_Directive_.
Below are records; count the lines that contain "symbol" and give only the total.

_Given data_.
+===+

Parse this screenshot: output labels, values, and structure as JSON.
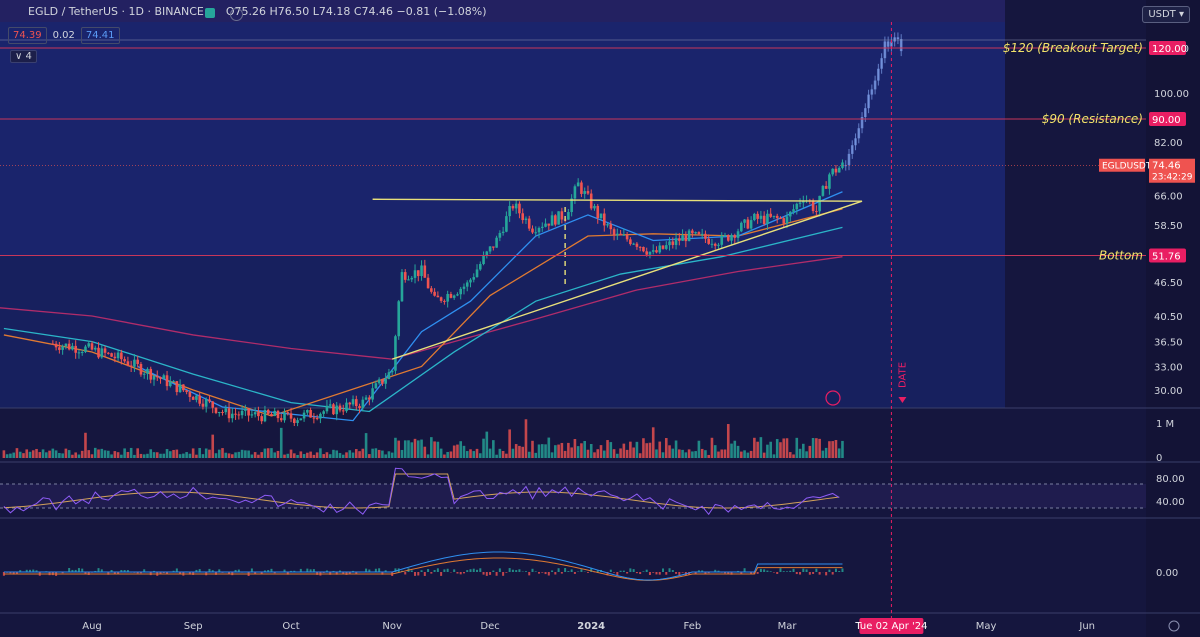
{
  "header": {
    "symbol": "EGLD / TetherUS · 1D · BINANCE",
    "ohlc": "O75.26 H76.50 L74.18 C74.46 −0.81 (−1.08%)",
    "box_left": "74.39",
    "box_mid": "0.02",
    "box_right": "74.41",
    "collapse": "4",
    "currency": "USDT"
  },
  "colors": {
    "up": "#26a69a",
    "down": "#ef5350",
    "hline": "#c8365a",
    "trendline": "#e8e07a",
    "ema_blue": "#2f8ff0",
    "ema_cyan": "#2bb5c8",
    "ema_orange": "#e07a32",
    "ema_purple": "#b02c6a",
    "rsi": "#8e5cf6",
    "rsi_ma": "#d2a15a",
    "accent": "#e91e63"
  },
  "chart_data": {
    "type": "candlestick",
    "symbol": "EGLDUSDT",
    "interval": "1D",
    "y_ticks": [
      120,
      100,
      82,
      66,
      58.5,
      46.5,
      40.5,
      36.5,
      33,
      30
    ],
    "y_tick_labels": [
      "120.00",
      "100.00",
      "82.00",
      "66.00",
      "58.50",
      "46.50",
      "40.50",
      "36.50",
      "33.00",
      "30.00"
    ],
    "x_labels": [
      "Aug",
      "Sep",
      "Oct",
      "Nov",
      "Dec",
      "2024",
      "Feb",
      "Mar",
      "May",
      "Jun"
    ],
    "date_marker": "Tue 02 Apr '24",
    "date_label": "DATE",
    "last_price": {
      "label": "EGLDUSDT",
      "value": "74.46",
      "countdown": "23:42:29"
    },
    "levels": [
      {
        "price": 120,
        "label": "$120 (Breakout Target)",
        "tag": "120.00"
      },
      {
        "price": 90,
        "label": "$90 (Resistance)",
        "tag": "90.00"
      },
      {
        "price": 51.76,
        "label": "Bottom",
        "tag": "51.76"
      }
    ],
    "candles": [
      {
        "date": "2023-07-20",
        "close": 36.2
      },
      {
        "date": "2023-07-31",
        "close": 35.4
      },
      {
        "date": "2023-08-10",
        "close": 34.0
      },
      {
        "date": "2023-08-25",
        "close": 30.8
      },
      {
        "date": "2023-09-11",
        "close": 27.3
      },
      {
        "date": "2023-10-02",
        "close": 26.8
      },
      {
        "date": "2023-10-23",
        "close": 28.5
      },
      {
        "date": "2023-11-01",
        "close": 32.5
      },
      {
        "date": "2023-11-04",
        "close": 48.0
      },
      {
        "date": "2023-11-10",
        "close": 48.5
      },
      {
        "date": "2023-11-14",
        "close": 43.0
      },
      {
        "date": "2023-11-24",
        "close": 46.0
      },
      {
        "date": "2023-12-03",
        "close": 55.0
      },
      {
        "date": "2023-12-08",
        "close": 63.5
      },
      {
        "date": "2023-12-14",
        "close": 58.0
      },
      {
        "date": "2023-12-24",
        "close": 61.0
      },
      {
        "date": "2023-12-28",
        "close": 69.0
      },
      {
        "date": "2024-01-03",
        "close": 61.0
      },
      {
        "date": "2024-01-08",
        "close": 56.0
      },
      {
        "date": "2024-01-14",
        "close": 55.0
      },
      {
        "date": "2024-01-20",
        "close": 52.0
      },
      {
        "date": "2024-01-30",
        "close": 56.0
      },
      {
        "date": "2024-02-10",
        "close": 55.0
      },
      {
        "date": "2024-02-20",
        "close": 60.0
      },
      {
        "date": "2024-03-01",
        "close": 60.0
      },
      {
        "date": "2024-03-06",
        "close": 66.0
      },
      {
        "date": "2024-03-10",
        "close": 62.0
      },
      {
        "date": "2024-03-14",
        "close": 72.0
      },
      {
        "date": "2024-03-18",
        "close": 74.46
      }
    ],
    "projection": "ghost candle path from ~74 rising to ~125 by early April 2024",
    "indicators": {
      "rsi_levels": [
        "80.00",
        "40.00"
      ],
      "macd_zero": "0.00",
      "volume_label": "1 M",
      "volume_zero": "0"
    }
  }
}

+===+

_Reply_.
2